[What is needed] Where does the string "xlabel" appear in the records? Copy every line that contains it.

[Source material]

________

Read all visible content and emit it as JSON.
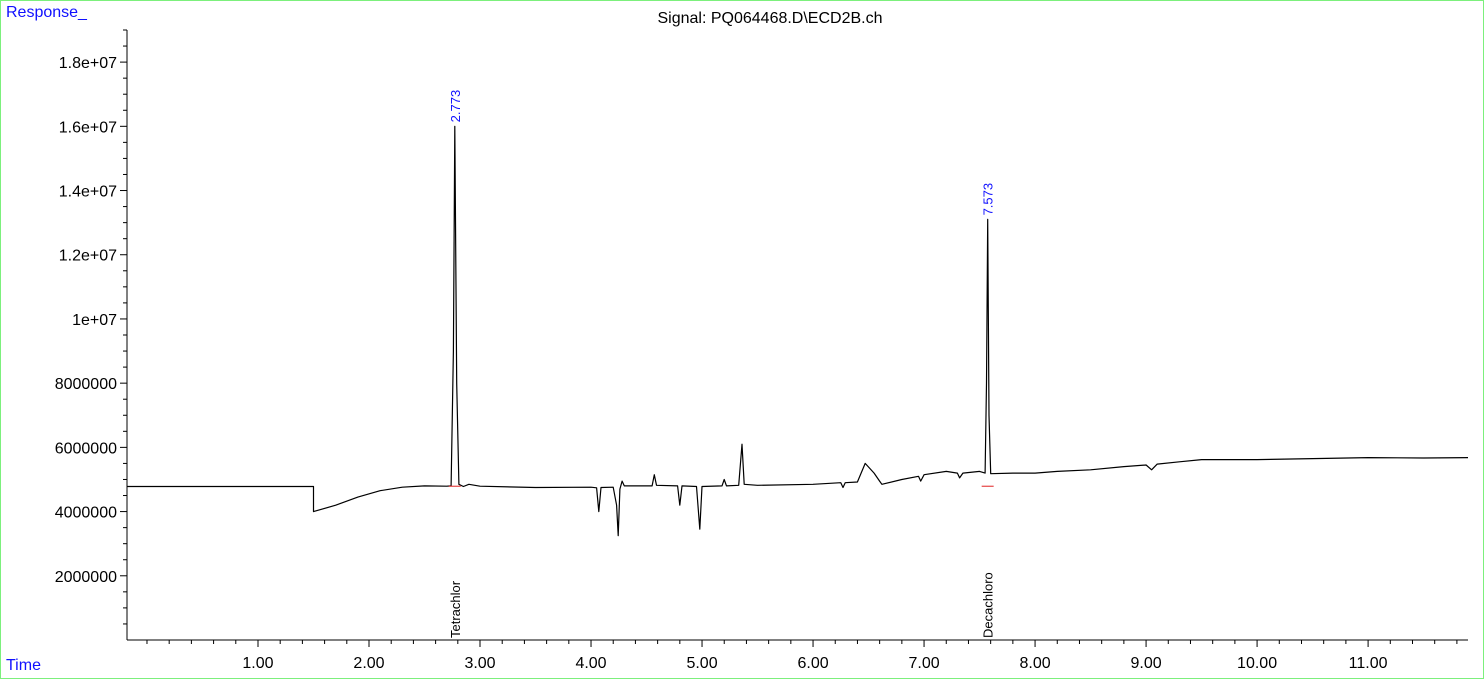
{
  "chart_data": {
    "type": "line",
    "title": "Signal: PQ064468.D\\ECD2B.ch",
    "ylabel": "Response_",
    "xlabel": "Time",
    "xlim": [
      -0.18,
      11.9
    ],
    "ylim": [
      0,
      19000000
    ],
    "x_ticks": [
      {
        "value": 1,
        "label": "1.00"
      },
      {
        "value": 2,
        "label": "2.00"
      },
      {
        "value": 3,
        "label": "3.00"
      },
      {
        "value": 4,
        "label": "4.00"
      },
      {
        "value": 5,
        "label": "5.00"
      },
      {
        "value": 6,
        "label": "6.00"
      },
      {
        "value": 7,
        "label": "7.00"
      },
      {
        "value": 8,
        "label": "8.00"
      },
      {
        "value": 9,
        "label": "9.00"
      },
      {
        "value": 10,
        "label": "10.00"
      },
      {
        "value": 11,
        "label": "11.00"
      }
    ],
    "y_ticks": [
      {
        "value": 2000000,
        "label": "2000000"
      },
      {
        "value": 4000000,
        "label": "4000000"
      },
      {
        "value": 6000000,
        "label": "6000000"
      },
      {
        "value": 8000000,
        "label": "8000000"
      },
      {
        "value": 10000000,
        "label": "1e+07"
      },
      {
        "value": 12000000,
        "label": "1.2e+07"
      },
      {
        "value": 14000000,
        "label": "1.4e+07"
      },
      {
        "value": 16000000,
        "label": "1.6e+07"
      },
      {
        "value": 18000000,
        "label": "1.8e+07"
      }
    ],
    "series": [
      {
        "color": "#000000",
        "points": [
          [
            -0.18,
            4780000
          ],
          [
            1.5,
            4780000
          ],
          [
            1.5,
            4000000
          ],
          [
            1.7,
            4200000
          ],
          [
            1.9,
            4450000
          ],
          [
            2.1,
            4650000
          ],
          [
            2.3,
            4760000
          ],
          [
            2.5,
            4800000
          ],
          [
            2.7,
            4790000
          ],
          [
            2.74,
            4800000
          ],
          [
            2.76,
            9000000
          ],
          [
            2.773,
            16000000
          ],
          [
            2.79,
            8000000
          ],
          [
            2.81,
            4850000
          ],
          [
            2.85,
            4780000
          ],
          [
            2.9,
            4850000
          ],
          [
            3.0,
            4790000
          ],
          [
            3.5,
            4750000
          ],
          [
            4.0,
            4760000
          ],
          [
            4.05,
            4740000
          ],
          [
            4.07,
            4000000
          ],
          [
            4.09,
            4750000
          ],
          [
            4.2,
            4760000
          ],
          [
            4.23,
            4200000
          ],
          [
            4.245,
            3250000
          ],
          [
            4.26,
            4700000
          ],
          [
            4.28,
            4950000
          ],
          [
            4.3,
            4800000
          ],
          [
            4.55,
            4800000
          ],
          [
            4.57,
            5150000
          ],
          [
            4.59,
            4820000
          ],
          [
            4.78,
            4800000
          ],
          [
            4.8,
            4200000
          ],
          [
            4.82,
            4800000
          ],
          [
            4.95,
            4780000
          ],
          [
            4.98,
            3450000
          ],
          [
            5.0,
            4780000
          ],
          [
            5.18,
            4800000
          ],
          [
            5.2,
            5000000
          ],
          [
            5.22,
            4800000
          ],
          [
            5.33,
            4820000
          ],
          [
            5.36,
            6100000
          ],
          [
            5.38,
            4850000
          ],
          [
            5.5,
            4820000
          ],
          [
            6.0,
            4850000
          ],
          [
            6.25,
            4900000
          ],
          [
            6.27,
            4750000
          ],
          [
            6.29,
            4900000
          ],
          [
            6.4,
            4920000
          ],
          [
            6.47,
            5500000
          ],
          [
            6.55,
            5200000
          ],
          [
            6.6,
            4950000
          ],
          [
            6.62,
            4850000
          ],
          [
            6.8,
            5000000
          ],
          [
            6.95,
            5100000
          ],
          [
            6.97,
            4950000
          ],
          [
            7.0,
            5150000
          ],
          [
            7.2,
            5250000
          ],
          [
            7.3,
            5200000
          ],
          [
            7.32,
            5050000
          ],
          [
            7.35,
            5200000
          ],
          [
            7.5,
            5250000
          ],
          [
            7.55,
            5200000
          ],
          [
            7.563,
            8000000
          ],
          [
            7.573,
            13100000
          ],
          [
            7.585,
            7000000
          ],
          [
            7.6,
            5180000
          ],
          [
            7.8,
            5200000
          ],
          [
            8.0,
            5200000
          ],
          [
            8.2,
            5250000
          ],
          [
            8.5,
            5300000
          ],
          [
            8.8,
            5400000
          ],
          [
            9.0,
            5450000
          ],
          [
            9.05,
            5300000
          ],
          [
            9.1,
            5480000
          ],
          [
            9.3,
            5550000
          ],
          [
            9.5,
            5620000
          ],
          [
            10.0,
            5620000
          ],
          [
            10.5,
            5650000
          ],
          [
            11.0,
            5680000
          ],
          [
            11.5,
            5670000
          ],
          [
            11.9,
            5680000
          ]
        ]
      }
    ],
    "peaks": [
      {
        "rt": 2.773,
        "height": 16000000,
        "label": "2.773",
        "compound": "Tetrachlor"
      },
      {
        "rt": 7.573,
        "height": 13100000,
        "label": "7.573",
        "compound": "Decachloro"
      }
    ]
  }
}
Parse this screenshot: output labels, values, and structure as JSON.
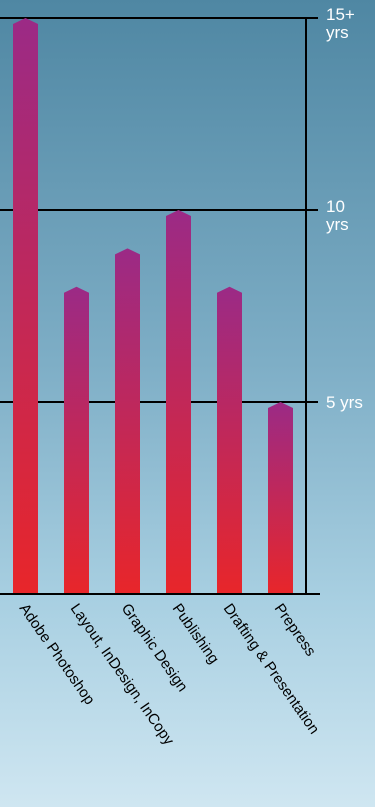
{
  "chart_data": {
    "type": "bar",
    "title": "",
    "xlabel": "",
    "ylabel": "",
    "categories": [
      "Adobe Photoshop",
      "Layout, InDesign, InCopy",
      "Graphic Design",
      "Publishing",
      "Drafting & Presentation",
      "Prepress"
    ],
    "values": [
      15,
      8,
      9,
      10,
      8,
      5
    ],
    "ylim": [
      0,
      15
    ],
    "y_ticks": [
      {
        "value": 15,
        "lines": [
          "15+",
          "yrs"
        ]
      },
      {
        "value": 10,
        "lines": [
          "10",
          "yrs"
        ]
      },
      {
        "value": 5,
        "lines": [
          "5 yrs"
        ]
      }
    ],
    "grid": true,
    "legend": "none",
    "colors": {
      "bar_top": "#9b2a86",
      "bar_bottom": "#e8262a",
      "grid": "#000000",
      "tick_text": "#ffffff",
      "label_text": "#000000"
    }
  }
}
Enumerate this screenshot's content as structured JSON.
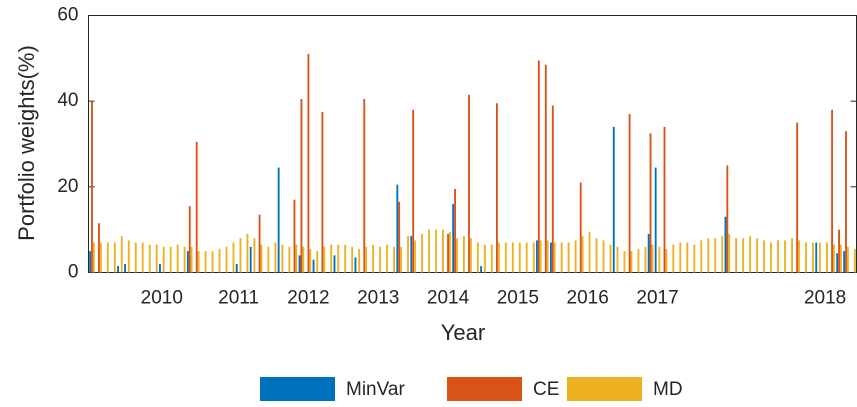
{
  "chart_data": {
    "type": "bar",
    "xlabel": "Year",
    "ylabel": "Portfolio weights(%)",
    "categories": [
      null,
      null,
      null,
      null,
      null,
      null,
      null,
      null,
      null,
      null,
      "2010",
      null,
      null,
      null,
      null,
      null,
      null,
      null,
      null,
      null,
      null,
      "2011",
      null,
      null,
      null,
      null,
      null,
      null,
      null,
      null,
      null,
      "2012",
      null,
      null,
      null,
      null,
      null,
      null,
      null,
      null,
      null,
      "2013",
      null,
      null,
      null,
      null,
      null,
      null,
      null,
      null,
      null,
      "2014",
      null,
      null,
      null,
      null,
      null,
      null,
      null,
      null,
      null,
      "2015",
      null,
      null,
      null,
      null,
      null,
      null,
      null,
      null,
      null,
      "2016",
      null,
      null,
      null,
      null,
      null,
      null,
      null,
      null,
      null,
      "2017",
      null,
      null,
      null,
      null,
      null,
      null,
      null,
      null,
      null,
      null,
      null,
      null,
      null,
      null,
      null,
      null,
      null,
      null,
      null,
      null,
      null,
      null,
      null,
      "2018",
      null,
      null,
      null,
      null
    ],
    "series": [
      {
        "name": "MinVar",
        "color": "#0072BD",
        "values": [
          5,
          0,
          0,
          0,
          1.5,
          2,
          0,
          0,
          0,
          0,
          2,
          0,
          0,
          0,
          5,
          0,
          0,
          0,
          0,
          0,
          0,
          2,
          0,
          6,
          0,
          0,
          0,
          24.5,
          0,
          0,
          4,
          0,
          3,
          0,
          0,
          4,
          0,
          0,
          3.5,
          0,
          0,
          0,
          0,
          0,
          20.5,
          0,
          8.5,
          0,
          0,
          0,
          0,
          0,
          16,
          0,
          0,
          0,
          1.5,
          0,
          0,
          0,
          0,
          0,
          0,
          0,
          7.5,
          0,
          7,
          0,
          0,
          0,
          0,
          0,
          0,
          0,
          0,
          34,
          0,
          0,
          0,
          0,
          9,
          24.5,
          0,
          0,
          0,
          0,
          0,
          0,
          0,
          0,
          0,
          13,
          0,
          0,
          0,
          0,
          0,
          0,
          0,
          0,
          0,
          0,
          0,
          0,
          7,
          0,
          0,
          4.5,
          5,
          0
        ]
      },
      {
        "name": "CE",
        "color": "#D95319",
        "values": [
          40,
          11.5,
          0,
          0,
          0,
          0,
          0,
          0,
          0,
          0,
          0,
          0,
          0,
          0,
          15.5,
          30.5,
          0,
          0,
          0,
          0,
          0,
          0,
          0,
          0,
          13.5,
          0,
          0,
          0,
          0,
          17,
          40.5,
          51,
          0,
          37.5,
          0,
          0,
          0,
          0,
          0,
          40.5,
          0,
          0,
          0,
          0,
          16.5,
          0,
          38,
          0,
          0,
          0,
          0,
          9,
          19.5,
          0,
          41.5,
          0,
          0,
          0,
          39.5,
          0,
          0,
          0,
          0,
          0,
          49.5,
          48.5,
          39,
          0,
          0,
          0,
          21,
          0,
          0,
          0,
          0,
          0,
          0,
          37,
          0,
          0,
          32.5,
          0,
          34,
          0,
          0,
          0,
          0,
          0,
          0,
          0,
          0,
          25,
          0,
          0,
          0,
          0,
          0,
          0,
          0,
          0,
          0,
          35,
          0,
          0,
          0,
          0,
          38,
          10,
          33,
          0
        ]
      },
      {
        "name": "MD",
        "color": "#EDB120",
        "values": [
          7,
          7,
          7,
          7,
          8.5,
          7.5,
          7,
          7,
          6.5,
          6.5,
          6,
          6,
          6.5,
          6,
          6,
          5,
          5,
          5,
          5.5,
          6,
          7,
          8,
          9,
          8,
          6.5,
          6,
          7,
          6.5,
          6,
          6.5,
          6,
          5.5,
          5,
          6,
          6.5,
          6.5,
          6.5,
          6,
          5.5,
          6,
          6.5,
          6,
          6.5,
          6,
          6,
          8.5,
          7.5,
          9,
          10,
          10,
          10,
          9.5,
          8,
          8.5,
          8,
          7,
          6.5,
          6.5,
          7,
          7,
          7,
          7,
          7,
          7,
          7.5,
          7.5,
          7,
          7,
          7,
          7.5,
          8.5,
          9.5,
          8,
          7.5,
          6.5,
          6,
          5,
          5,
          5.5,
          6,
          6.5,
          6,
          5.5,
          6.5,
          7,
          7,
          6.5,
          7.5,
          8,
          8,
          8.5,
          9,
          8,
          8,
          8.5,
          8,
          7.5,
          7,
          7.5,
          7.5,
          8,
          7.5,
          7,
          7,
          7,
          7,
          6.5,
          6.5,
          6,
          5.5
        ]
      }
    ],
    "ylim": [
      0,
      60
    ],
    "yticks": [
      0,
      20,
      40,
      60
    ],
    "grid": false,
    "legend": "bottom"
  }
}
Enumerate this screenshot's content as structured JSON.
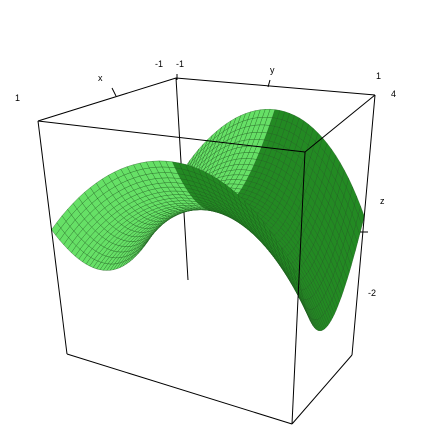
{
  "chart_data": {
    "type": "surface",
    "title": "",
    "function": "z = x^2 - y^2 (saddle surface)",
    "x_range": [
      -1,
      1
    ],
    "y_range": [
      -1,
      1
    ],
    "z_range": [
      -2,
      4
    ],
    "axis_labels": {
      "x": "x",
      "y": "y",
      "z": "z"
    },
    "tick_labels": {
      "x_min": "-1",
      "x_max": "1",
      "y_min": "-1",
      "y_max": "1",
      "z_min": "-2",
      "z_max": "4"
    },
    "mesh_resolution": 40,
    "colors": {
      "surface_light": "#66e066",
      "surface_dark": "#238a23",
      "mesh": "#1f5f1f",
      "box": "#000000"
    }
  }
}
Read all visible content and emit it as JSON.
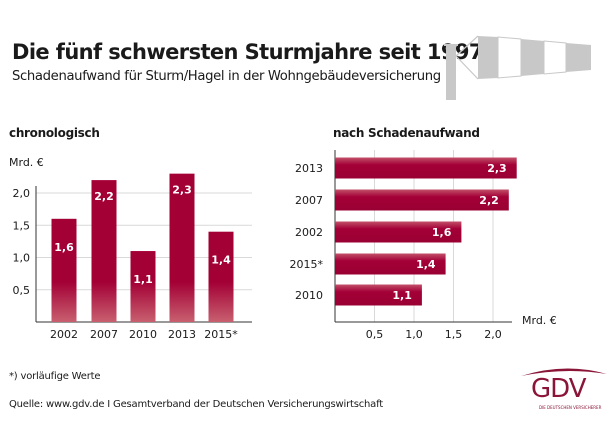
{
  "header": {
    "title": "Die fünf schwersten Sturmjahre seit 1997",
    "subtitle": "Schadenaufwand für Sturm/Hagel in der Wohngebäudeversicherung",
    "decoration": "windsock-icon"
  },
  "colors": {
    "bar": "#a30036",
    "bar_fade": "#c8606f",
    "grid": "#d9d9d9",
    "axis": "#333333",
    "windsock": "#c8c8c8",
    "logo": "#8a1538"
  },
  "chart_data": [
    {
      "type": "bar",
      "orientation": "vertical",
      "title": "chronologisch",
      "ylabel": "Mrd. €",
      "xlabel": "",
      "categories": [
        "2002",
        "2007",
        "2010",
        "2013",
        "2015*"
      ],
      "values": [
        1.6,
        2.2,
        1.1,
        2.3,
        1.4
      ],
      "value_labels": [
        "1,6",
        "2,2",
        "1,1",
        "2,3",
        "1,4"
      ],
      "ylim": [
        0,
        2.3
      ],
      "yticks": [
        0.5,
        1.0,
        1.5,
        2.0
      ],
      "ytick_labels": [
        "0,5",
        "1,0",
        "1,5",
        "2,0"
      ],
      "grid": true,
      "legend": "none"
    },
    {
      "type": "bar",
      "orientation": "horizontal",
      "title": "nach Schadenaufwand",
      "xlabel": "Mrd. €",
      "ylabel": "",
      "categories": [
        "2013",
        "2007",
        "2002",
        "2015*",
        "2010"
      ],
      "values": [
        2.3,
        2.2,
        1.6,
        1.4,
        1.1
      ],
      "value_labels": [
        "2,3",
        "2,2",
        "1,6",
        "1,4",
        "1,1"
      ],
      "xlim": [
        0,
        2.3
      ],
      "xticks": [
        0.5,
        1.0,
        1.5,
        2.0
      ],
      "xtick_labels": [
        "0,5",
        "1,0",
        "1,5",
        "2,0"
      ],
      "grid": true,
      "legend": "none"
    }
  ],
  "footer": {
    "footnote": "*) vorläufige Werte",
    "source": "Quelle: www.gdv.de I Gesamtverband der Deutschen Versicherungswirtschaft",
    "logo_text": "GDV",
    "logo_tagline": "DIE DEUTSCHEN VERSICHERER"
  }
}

________

[Exercise solution]
    "xlabel": "Time",
    "xlabel": "",
    "xlabel": "Year",
      "xlabel": "",
      "xlabel": "Mrd. €",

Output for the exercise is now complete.